══ Entries shown ══

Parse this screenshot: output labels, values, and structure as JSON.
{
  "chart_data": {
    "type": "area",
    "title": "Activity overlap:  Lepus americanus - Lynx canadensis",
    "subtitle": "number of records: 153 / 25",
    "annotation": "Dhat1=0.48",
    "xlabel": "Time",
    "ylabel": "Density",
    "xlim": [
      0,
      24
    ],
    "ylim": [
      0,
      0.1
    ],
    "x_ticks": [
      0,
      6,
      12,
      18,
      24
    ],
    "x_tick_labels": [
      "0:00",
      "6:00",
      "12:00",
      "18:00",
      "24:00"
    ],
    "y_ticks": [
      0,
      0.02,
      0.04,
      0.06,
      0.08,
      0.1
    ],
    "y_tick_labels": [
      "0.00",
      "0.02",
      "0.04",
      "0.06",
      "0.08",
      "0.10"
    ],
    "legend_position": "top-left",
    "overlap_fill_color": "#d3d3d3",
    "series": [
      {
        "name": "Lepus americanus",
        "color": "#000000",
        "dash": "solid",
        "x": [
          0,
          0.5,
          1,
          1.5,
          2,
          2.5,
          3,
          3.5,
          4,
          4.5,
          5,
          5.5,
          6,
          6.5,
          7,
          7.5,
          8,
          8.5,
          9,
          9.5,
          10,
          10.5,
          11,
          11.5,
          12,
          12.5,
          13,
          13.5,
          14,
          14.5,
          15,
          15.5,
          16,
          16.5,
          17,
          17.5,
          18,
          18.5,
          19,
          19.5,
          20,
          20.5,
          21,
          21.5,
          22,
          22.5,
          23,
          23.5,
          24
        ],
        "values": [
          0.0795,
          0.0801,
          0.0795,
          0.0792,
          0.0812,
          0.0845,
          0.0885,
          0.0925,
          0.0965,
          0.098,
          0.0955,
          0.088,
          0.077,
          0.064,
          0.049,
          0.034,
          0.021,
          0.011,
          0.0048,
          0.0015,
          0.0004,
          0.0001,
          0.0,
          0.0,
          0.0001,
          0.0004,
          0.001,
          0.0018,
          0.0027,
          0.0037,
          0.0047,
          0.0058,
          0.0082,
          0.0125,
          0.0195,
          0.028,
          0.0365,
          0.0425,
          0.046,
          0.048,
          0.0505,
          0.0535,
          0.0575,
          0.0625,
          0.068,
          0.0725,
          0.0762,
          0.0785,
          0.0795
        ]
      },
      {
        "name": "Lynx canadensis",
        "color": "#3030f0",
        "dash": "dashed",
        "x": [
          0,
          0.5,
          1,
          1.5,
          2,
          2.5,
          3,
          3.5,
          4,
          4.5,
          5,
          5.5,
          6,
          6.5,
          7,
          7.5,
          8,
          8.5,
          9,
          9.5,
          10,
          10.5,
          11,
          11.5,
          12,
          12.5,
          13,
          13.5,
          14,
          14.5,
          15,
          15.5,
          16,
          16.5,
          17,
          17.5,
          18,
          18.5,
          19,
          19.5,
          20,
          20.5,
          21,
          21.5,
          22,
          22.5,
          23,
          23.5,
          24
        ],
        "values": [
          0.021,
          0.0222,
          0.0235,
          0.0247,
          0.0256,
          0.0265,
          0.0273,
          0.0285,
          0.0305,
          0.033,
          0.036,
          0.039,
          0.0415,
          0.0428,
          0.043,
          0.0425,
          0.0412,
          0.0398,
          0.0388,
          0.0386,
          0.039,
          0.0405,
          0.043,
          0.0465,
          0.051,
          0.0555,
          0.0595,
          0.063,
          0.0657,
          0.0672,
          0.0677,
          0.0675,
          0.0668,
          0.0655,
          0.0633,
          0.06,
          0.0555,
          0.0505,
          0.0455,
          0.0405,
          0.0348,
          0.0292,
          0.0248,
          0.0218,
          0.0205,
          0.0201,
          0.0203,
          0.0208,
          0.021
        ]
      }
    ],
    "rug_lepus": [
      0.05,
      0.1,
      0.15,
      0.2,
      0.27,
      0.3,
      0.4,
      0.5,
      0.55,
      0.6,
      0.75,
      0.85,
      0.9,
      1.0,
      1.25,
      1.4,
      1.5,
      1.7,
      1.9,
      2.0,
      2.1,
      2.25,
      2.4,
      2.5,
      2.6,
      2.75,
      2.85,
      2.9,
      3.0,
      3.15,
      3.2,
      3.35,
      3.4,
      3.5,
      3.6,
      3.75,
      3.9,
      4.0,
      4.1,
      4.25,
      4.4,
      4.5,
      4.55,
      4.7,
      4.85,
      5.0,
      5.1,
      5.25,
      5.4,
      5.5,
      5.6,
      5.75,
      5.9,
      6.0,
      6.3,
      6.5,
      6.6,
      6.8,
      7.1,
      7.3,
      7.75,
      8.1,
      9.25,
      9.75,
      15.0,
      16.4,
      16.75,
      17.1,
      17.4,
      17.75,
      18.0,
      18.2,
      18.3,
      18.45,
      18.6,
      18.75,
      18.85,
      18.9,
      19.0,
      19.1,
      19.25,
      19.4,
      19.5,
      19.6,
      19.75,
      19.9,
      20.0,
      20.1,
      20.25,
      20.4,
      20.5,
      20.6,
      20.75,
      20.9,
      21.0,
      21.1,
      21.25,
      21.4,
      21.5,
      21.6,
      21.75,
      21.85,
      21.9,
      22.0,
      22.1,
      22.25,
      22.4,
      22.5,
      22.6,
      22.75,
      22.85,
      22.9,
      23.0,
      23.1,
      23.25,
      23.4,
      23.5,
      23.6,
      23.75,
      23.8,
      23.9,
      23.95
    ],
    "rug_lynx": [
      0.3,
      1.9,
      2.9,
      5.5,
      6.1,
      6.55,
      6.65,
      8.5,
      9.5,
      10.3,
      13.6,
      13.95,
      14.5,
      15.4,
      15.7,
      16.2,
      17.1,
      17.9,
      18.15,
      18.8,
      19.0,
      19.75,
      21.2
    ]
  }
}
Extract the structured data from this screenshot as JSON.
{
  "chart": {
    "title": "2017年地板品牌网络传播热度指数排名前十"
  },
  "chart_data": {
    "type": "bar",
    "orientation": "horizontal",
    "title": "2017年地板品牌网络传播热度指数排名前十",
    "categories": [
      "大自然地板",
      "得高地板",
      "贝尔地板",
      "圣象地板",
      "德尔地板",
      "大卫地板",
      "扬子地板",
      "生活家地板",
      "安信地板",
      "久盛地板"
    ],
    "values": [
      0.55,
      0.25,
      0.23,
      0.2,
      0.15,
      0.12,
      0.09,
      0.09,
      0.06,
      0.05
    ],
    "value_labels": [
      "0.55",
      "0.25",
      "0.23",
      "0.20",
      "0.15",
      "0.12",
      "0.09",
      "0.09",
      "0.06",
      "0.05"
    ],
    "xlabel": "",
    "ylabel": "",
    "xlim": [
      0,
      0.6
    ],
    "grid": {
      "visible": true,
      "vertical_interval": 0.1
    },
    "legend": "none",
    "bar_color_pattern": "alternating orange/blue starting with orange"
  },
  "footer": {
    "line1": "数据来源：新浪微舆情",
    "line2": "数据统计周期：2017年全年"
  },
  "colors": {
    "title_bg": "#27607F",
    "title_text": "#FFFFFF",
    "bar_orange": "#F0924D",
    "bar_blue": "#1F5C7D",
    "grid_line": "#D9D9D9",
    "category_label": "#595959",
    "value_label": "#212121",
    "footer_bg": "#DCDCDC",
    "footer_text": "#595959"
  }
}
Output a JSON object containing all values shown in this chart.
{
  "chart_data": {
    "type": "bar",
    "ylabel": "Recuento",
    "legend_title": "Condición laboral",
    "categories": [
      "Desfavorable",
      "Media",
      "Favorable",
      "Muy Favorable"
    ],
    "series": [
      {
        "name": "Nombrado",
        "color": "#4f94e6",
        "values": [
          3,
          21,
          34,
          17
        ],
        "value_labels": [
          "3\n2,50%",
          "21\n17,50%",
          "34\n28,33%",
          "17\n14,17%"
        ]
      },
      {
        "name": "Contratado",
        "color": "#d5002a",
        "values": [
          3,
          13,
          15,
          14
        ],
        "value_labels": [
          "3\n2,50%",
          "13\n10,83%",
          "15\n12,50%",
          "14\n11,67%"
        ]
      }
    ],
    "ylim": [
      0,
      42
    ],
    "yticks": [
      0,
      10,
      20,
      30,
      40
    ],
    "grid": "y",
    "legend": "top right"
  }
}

═══

*Work required*
Go over the data above and copy every line that has the word "name" in it.

*Result of this exercise*
        "name": "Lepus americanus",
        "name": "Lynx canadensis",
        "name": "Nombrado",
        "name": "Contratado",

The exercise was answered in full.